ITEMS.

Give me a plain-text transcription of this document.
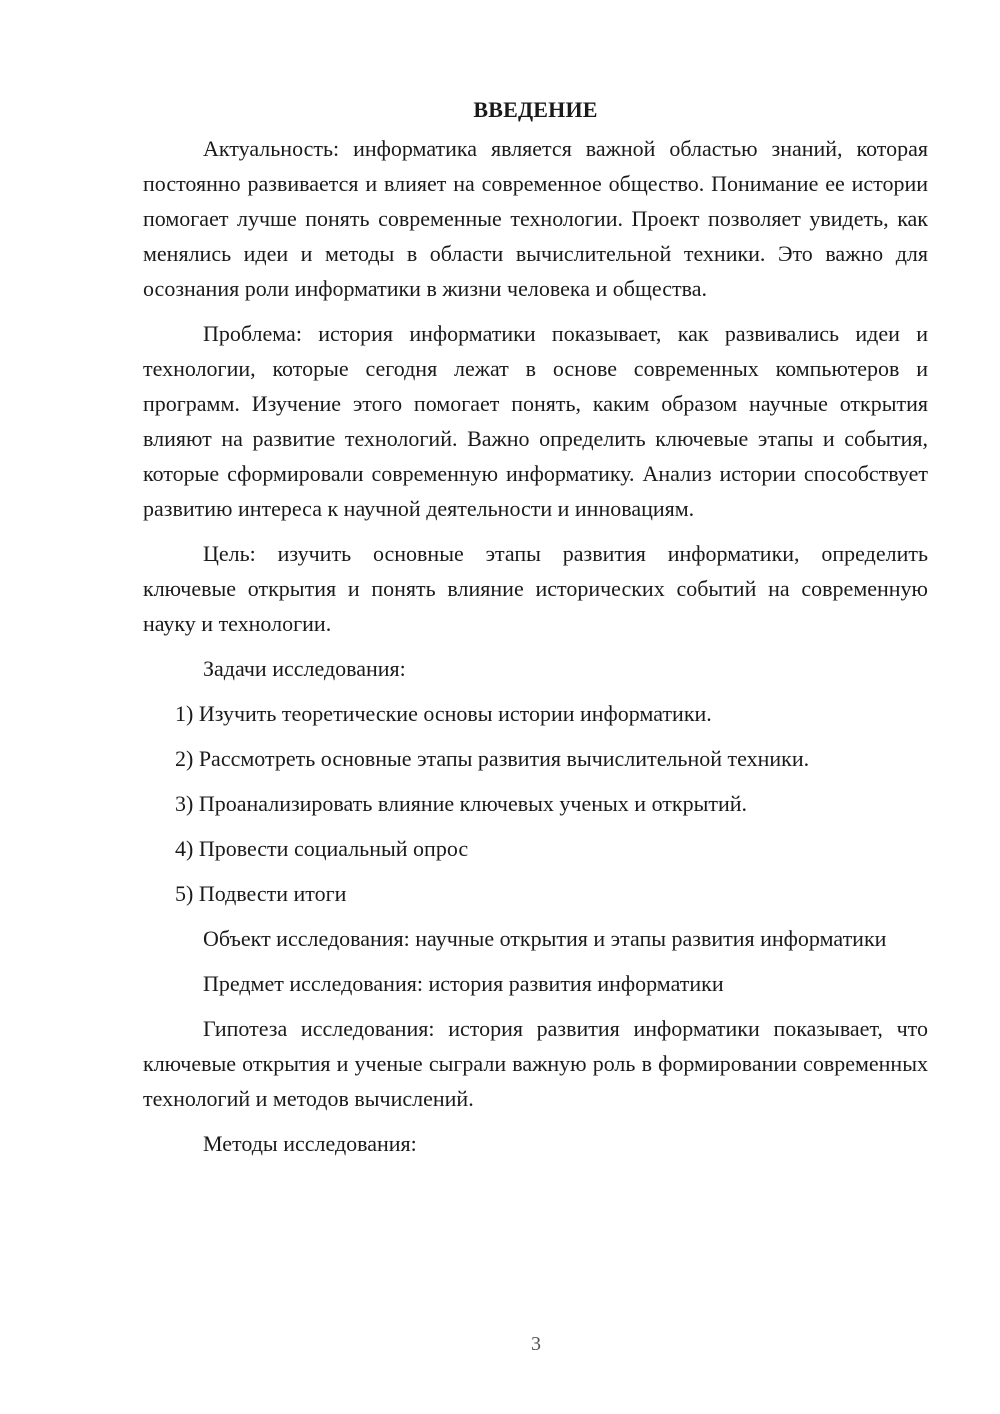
ВВЕДЕНИЕ

Актуальность: информатика является важной областью знаний, которая постоянно развивается и влияет на современное общество. Понимание ее истории помогает лучше понять современные технологии. Проект позволяет увидеть, как менялись идеи и методы в области вычислительной техники. Это важно для осознания роли информатики в жизни человека и общества.

Проблема: история информатики показывает, как развивались идеи и технологии, которые сегодня лежат в основе современных компьютеров и программ. Изучение этого помогает понять, каким образом научные открытия влияют на развитие технологий. Важно определить ключевые этапы и события, которые сформировали современную информатику. Анализ истории способствует развитию интереса к научной деятельности и инновациям.

Цель: изучить основные этапы развития информатики, определить ключевые открытия и понять влияние исторических событий на современную науку и технологии.

Задачи исследования:

1) Изучить теоретические основы истории информатики.
2) Рассмотреть основные этапы развития вычислительной техники.
3) Проанализировать влияние ключевых ученых и открытий.
4) Провести социальный опрос
5) Подвести итоги

Объект исследования: научные открытия и этапы развития информатики

Предмет исследования: история развития информатики

Гипотеза исследования: история развития информатики показывает, что ключевые открытия и ученые сыграли важную роль в формировании современных технологий и методов вычислений.

Методы исследования:

3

WHAT YOU HAVE TO DO.
Among the entries above, how many lines hold the string "исследования"? Give the number by itself.

WRITTEN ANSWER.
5